#### Some records:
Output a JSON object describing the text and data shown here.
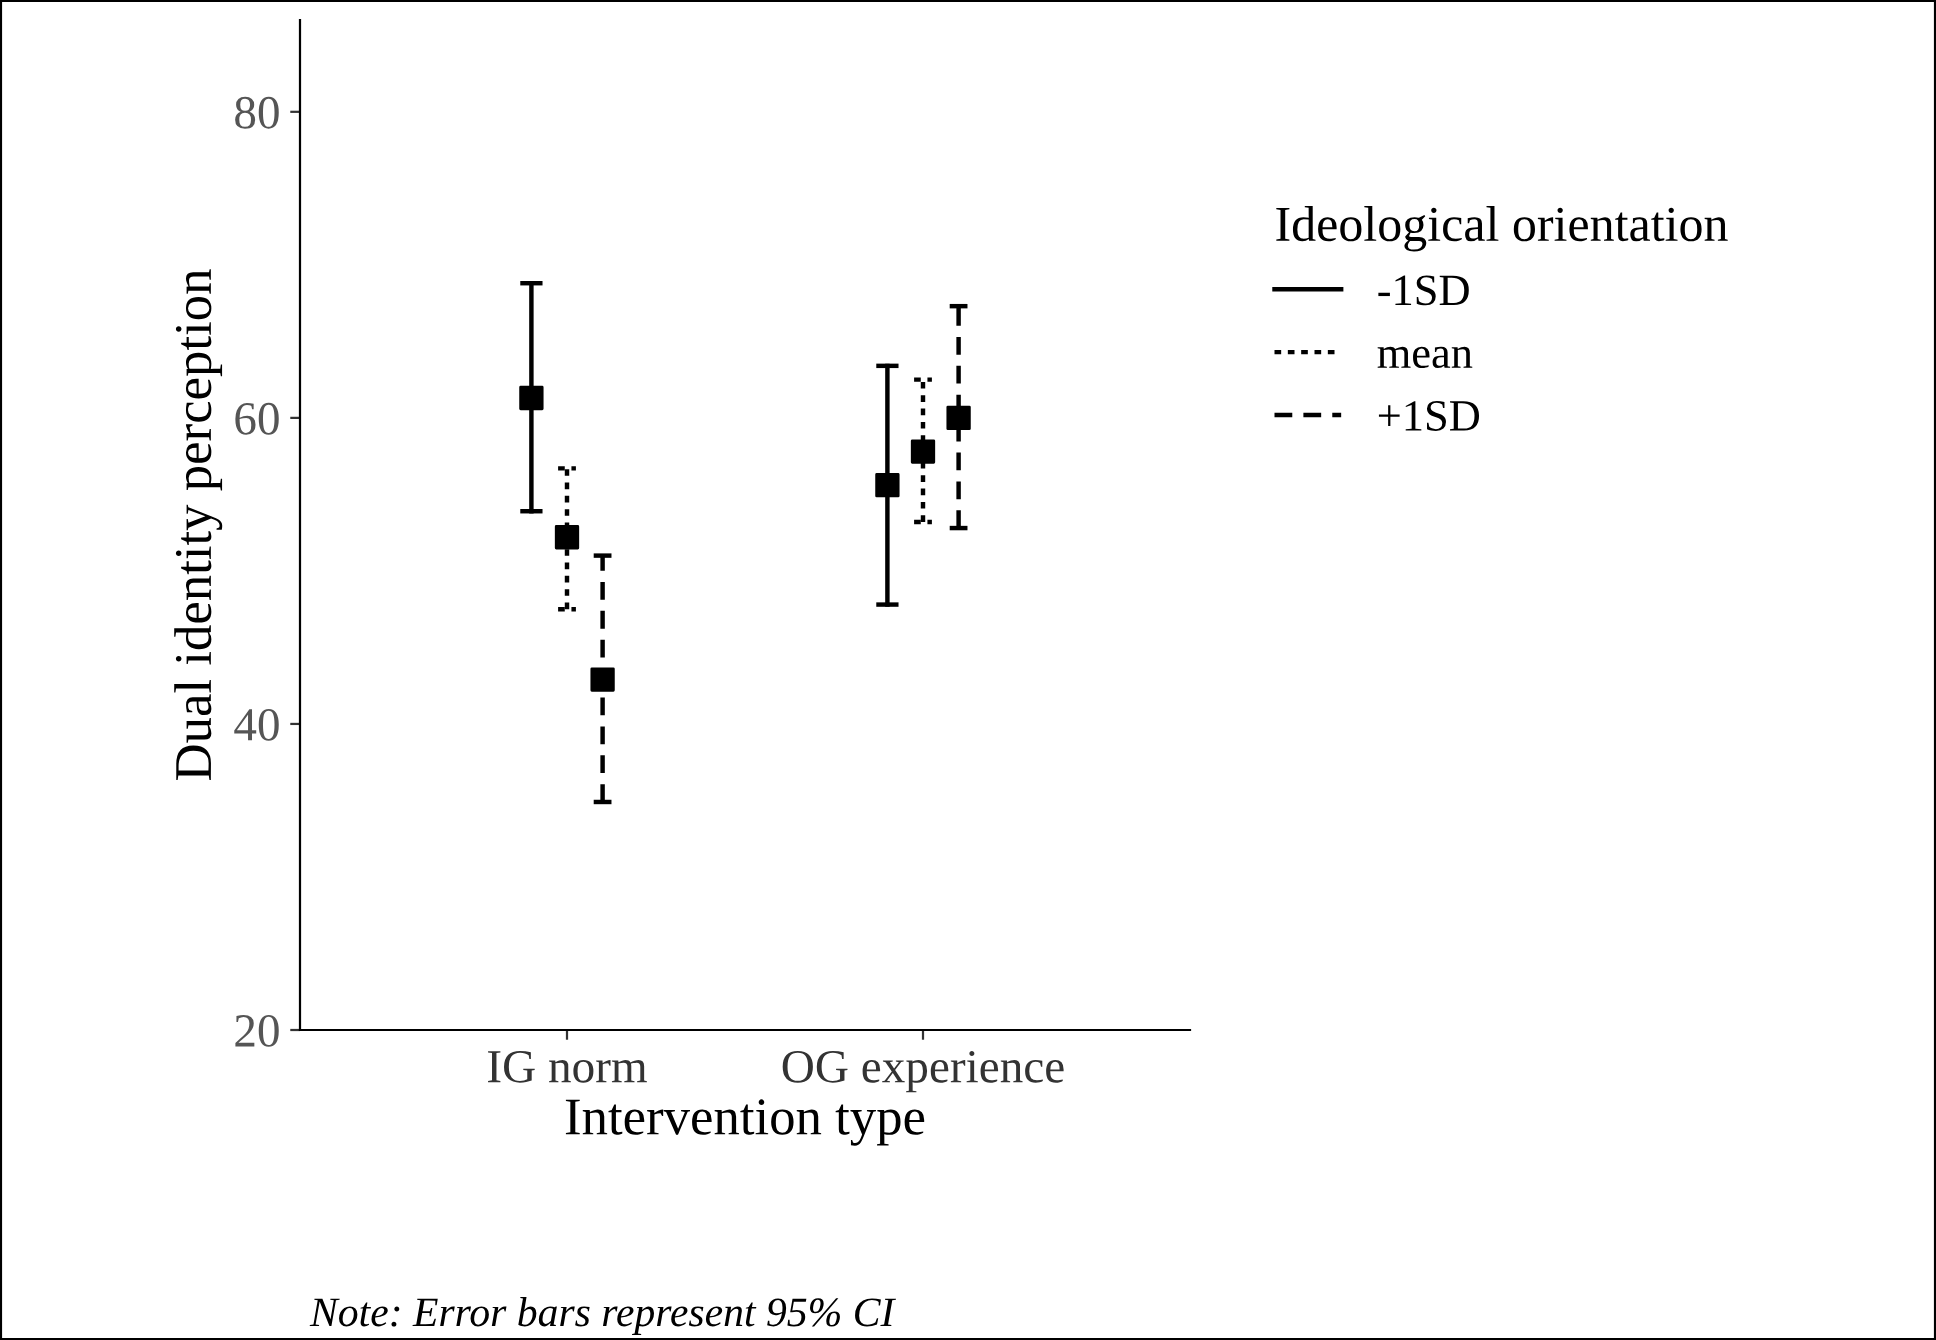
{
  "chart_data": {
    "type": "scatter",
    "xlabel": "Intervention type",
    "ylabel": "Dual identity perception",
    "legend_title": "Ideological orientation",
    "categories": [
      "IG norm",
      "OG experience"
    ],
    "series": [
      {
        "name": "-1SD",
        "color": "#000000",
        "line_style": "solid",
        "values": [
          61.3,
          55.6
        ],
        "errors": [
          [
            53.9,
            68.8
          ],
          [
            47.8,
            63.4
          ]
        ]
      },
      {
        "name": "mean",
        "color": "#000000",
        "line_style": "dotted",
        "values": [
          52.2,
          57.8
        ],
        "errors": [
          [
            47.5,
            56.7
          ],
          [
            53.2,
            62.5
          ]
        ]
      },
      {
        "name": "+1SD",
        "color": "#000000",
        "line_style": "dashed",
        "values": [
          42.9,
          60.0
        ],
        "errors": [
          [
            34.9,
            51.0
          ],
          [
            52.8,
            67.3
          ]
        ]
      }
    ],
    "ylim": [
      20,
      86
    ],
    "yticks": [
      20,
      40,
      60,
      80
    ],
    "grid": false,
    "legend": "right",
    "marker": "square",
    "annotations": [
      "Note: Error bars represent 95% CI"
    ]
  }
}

#### Short problem:
In the entries above, count each line with "type"; reply with the total only.

#### Worked answer:
2